— Recorded information —
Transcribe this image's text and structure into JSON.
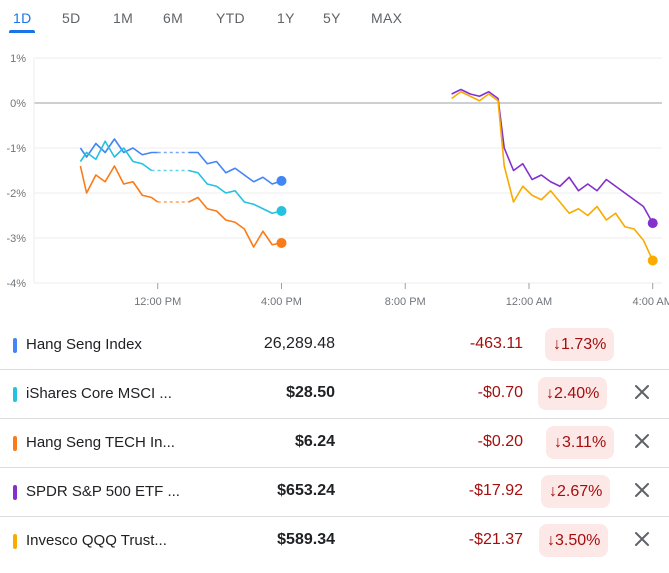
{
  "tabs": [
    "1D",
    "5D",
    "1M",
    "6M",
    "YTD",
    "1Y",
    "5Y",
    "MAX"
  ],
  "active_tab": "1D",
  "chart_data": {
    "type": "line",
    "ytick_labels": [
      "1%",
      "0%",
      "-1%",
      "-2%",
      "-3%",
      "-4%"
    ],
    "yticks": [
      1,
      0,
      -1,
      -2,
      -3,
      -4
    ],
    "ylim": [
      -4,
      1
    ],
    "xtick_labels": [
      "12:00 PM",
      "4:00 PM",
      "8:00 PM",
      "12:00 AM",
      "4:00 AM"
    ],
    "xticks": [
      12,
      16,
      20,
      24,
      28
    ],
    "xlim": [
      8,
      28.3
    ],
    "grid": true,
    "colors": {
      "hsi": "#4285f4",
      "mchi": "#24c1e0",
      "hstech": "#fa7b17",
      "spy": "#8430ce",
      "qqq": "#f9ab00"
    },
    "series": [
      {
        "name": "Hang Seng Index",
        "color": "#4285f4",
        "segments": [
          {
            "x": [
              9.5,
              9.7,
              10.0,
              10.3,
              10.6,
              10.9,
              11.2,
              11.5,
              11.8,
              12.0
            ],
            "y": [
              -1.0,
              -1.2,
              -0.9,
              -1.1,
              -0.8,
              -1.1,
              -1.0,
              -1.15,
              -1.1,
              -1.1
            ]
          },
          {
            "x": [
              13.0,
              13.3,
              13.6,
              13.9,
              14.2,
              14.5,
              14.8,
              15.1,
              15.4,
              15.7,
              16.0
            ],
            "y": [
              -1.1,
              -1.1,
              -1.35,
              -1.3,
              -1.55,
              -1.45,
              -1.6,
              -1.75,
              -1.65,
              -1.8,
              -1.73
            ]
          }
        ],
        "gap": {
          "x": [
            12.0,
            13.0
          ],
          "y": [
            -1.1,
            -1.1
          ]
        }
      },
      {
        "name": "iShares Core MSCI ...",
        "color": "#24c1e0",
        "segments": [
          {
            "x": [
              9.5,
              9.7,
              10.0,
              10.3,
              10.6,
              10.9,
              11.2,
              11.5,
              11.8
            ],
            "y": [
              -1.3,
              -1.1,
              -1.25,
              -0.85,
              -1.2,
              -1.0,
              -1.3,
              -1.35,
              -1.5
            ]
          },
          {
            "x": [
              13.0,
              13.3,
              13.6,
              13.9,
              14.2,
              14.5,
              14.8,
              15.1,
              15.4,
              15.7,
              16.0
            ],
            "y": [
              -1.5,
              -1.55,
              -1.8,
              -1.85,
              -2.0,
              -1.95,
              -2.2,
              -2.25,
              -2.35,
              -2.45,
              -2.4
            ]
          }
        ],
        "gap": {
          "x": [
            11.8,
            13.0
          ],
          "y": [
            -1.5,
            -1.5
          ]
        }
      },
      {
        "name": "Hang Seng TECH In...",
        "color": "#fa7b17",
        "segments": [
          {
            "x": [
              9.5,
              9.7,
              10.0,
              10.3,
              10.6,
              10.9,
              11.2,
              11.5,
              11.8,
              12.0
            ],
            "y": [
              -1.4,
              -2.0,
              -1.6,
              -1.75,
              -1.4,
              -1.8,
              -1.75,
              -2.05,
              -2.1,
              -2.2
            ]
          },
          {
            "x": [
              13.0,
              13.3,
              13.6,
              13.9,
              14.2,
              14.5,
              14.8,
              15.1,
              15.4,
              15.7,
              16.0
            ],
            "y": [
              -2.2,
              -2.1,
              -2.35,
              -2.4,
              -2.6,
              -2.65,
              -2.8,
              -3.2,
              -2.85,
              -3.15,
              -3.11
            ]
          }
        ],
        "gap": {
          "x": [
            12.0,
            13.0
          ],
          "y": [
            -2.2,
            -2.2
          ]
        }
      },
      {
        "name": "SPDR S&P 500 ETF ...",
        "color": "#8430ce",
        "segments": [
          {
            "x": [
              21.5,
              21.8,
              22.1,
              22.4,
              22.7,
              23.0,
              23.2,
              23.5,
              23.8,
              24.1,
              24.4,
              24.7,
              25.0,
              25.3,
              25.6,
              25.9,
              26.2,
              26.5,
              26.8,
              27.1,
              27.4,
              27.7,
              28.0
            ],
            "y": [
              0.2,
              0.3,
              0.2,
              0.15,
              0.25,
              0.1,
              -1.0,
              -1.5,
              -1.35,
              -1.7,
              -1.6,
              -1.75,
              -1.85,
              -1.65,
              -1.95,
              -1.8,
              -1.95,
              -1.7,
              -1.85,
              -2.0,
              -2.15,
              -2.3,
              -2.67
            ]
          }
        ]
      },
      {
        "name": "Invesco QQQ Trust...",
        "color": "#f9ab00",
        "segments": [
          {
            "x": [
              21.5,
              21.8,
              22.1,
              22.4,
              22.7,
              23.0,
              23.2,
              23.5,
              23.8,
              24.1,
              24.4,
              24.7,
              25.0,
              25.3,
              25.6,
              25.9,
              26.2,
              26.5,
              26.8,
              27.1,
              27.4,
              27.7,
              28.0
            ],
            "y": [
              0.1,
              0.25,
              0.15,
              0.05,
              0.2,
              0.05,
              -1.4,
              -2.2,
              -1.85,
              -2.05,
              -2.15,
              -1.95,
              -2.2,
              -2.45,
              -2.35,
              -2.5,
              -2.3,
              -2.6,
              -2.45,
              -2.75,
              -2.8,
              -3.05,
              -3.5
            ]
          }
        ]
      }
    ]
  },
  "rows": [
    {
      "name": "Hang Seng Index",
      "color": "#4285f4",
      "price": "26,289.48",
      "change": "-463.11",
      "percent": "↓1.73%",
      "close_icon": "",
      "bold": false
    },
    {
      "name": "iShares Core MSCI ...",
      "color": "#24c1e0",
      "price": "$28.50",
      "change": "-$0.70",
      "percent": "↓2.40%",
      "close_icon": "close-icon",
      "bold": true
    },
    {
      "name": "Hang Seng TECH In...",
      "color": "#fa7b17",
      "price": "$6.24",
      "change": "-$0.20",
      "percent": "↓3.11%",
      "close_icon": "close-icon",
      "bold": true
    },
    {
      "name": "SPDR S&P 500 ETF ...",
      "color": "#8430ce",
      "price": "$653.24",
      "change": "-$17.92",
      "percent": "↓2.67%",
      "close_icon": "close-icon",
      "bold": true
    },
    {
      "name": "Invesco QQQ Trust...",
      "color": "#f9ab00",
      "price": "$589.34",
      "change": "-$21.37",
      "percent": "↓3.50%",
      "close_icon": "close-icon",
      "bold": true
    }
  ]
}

— Exercise objective —
From the data, collect all lines where the string "MSCI" appears.

— Exercise result —
        "name": "iShares Core MSCI ...",
      "name": "iShares Core MSCI ...",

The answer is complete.